Exercise prompt:
Pick out the lines below that contain the string "plain" and copy them all.
>>>
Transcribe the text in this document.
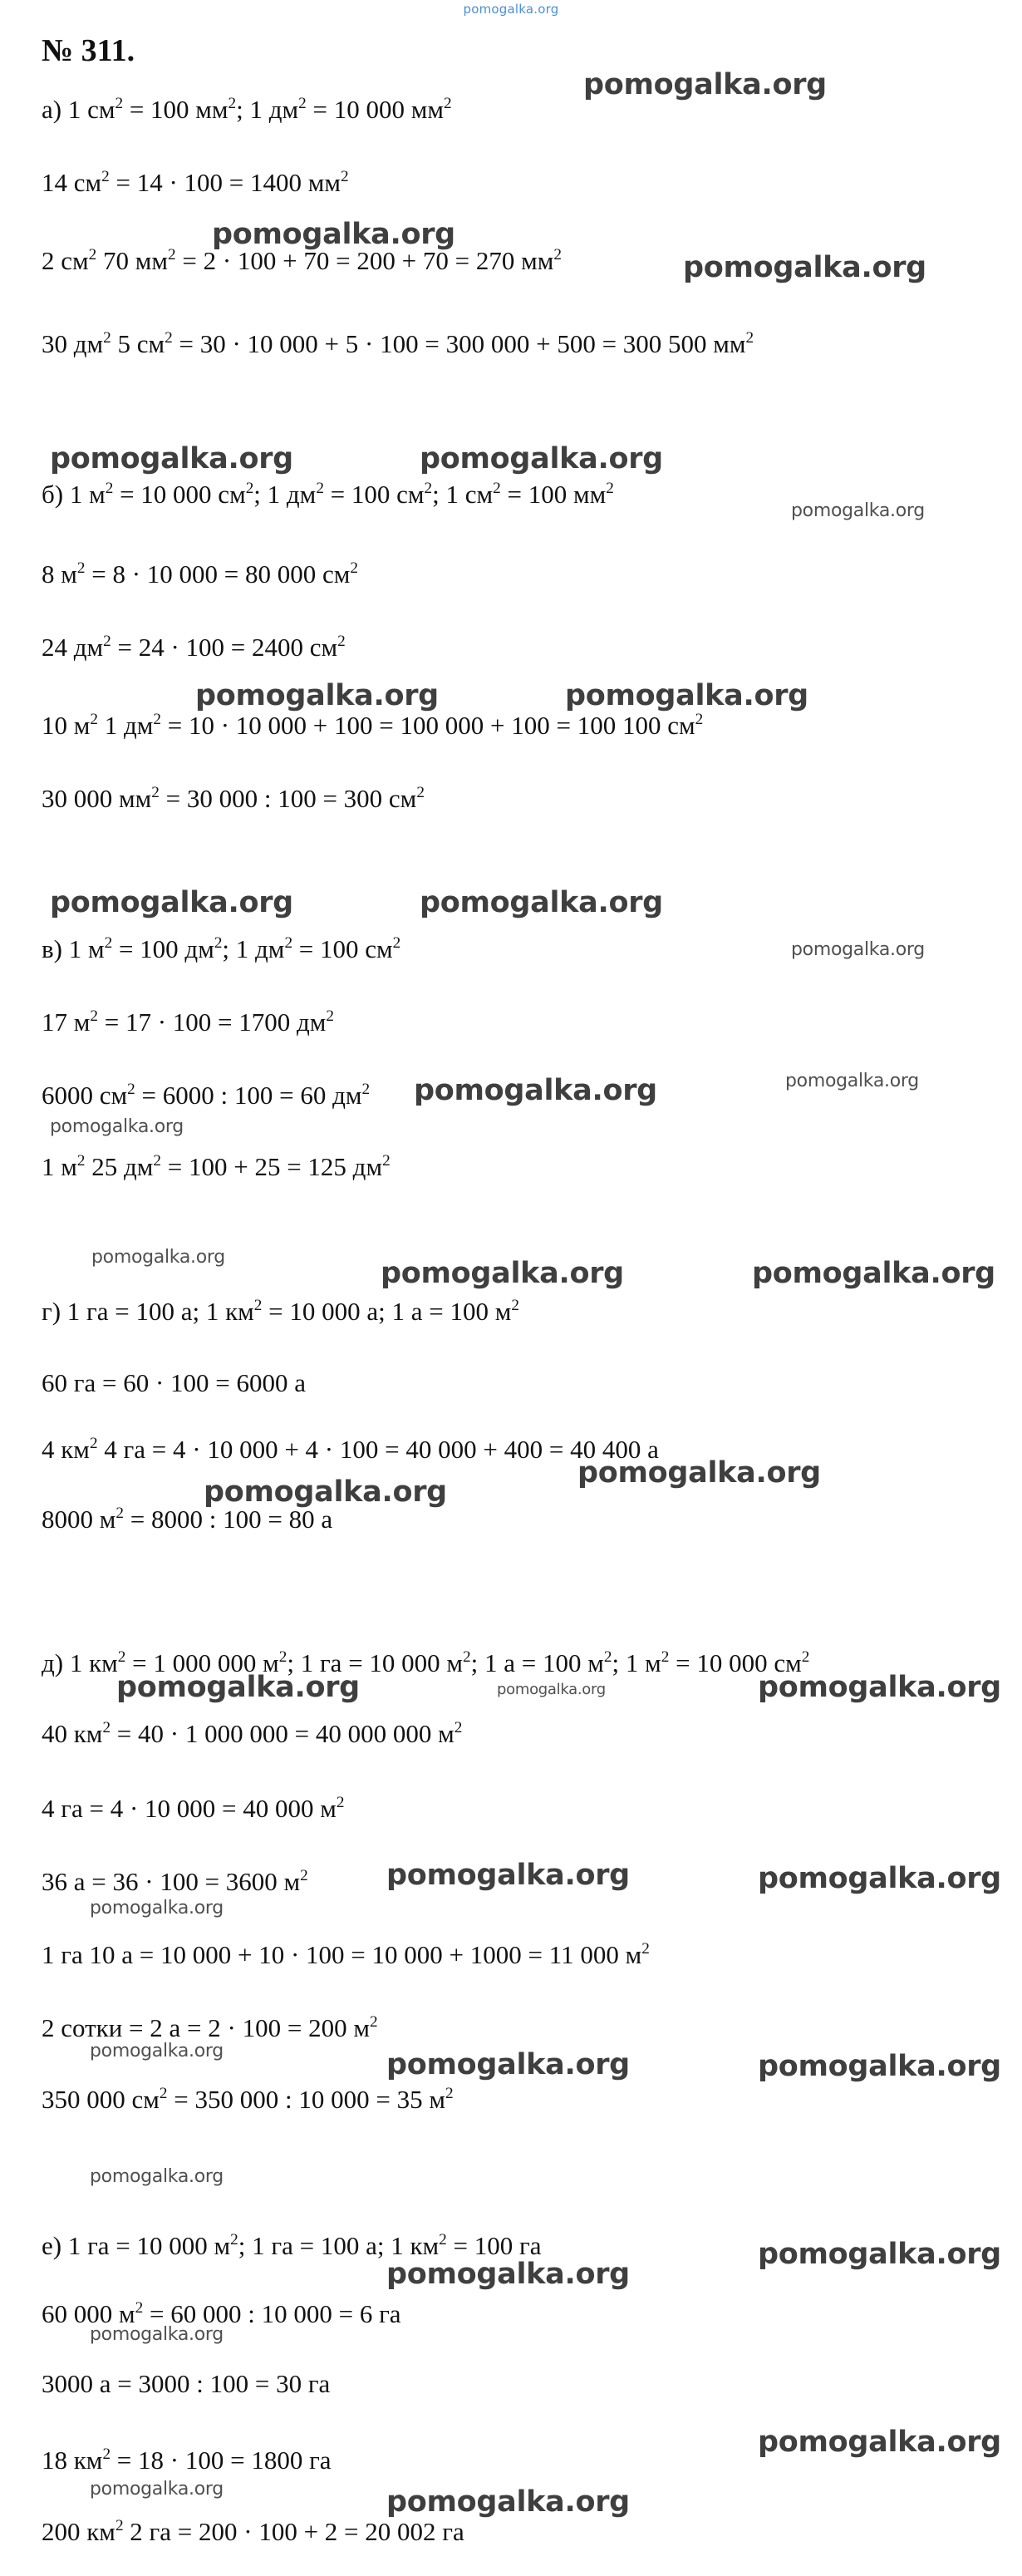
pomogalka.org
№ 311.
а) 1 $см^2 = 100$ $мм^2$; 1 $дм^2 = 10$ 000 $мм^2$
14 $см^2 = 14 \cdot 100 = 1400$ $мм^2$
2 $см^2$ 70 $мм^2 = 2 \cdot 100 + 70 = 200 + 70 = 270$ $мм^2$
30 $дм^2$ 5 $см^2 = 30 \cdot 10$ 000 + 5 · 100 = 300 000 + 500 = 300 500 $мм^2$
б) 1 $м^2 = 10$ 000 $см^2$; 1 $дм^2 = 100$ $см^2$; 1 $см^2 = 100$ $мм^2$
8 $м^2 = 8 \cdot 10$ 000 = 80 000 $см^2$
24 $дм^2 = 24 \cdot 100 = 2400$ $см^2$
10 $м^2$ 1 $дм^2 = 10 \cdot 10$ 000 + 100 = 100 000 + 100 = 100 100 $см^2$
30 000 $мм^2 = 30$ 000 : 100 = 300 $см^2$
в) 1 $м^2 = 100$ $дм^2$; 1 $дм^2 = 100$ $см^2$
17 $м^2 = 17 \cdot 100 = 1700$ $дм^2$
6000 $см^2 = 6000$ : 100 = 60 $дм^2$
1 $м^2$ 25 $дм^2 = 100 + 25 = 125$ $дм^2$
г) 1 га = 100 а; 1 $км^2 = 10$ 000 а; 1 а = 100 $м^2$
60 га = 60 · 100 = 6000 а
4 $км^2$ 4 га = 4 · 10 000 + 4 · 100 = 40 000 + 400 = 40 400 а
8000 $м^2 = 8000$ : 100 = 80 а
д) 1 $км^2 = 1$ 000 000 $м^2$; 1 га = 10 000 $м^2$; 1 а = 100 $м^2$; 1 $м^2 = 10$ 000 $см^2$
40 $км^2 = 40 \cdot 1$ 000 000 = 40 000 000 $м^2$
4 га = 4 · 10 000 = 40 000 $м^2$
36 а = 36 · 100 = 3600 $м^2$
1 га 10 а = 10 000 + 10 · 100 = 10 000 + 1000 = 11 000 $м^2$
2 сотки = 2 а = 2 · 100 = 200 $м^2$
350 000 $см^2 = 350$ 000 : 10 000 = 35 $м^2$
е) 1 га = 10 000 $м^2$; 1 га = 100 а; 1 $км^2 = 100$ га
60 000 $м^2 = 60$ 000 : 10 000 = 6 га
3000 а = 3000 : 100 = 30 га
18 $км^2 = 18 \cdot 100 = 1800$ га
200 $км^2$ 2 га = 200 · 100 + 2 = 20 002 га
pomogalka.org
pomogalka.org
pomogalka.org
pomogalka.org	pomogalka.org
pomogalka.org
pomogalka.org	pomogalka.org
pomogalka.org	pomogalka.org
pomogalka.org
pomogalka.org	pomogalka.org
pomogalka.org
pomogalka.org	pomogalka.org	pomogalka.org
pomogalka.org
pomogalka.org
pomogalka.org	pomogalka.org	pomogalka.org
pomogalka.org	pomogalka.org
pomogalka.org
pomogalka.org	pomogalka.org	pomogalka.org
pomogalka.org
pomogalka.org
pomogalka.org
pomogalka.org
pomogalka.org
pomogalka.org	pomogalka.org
<<<
>>>
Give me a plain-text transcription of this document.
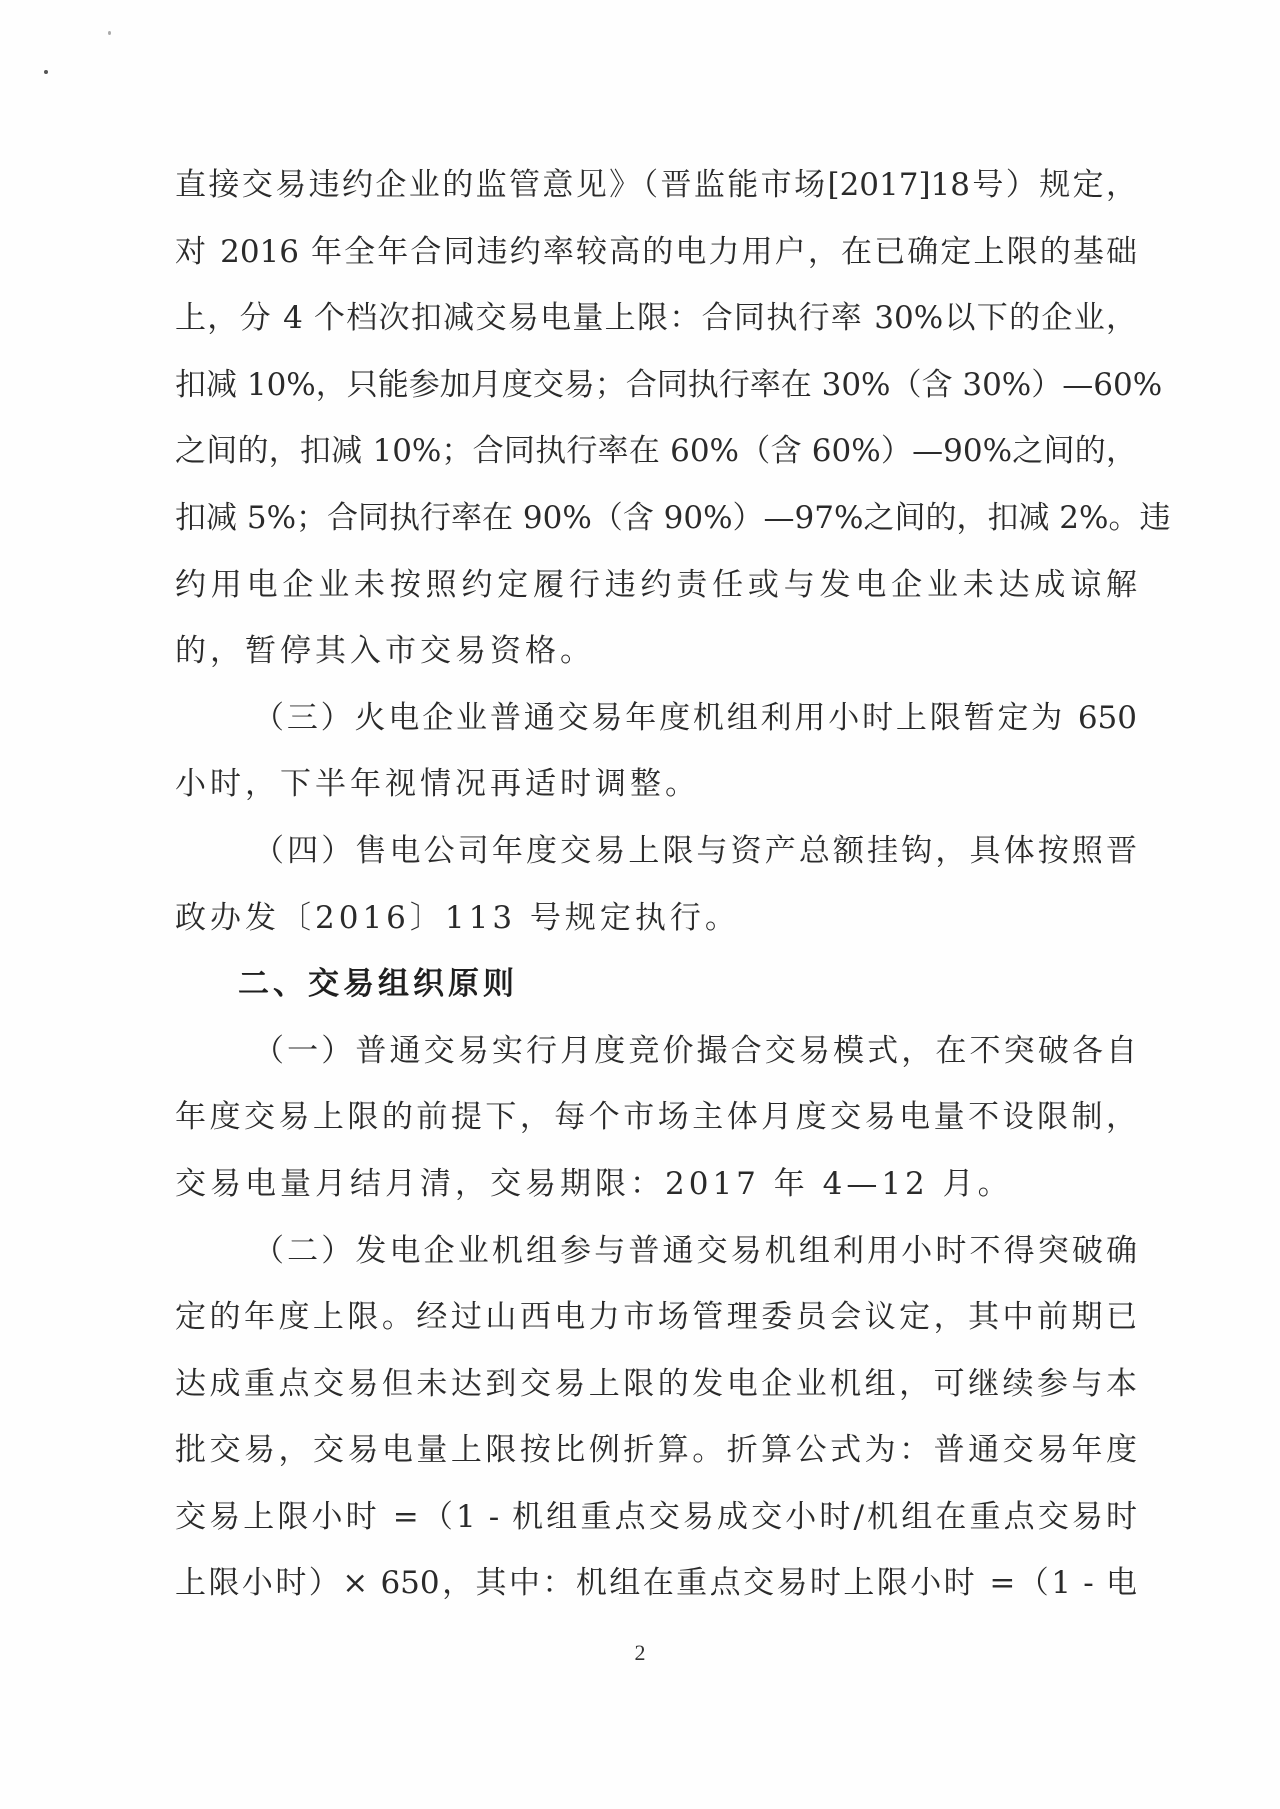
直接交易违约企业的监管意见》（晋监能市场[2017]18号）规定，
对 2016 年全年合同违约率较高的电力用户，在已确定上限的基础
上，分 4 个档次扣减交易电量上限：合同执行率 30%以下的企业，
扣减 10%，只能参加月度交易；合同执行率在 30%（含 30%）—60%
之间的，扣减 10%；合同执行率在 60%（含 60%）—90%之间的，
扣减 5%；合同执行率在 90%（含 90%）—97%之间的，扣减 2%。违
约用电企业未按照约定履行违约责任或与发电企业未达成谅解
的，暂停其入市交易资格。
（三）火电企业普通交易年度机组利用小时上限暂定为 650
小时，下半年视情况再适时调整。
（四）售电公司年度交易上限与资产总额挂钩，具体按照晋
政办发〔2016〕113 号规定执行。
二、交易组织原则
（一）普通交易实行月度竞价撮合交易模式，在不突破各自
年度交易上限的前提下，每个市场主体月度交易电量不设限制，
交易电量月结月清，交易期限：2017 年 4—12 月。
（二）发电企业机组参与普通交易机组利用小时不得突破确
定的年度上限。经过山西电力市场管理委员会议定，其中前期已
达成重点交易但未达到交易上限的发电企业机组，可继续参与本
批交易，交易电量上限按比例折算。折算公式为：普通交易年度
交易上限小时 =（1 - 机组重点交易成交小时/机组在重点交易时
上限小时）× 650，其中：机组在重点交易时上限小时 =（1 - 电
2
<<<
>>>
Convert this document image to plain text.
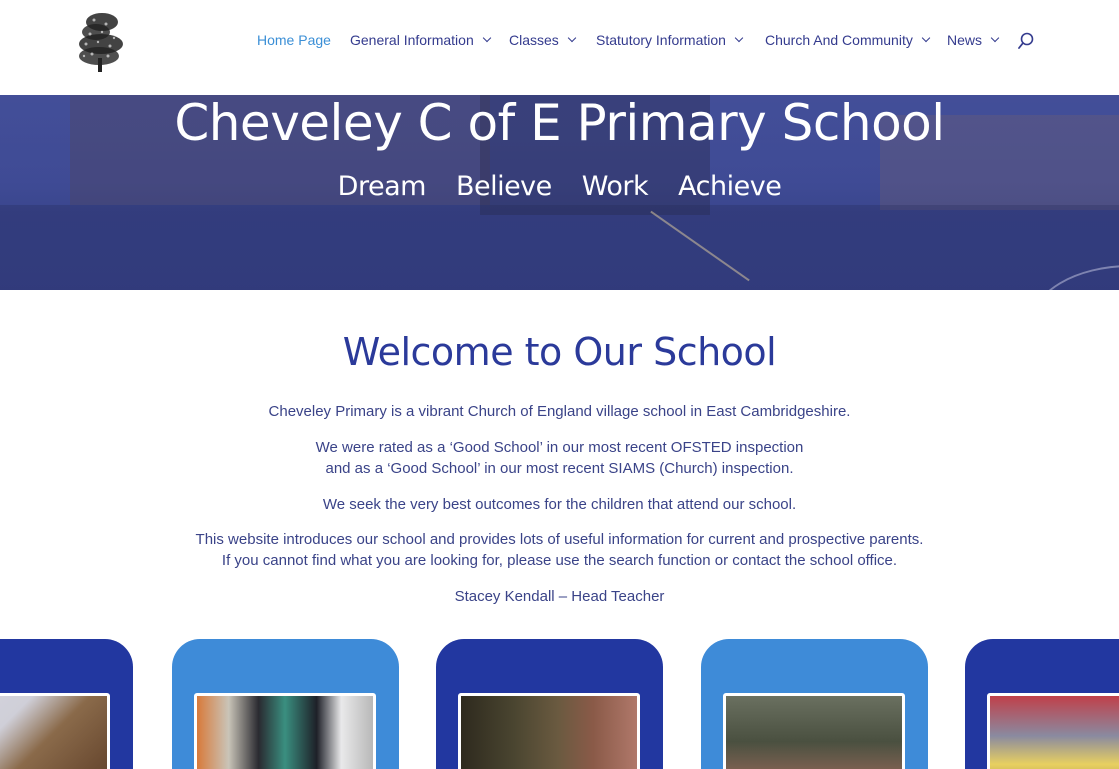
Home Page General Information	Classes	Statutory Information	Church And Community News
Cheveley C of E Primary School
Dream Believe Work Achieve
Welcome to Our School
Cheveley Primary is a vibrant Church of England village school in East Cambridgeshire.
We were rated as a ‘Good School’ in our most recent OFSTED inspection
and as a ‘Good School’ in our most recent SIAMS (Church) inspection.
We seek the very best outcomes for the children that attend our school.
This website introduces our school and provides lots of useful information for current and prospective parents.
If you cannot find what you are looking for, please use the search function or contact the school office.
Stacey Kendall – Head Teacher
<<<
Exercise output:
Give me a plain-text transcription of this document.
Convert this document image to plain text.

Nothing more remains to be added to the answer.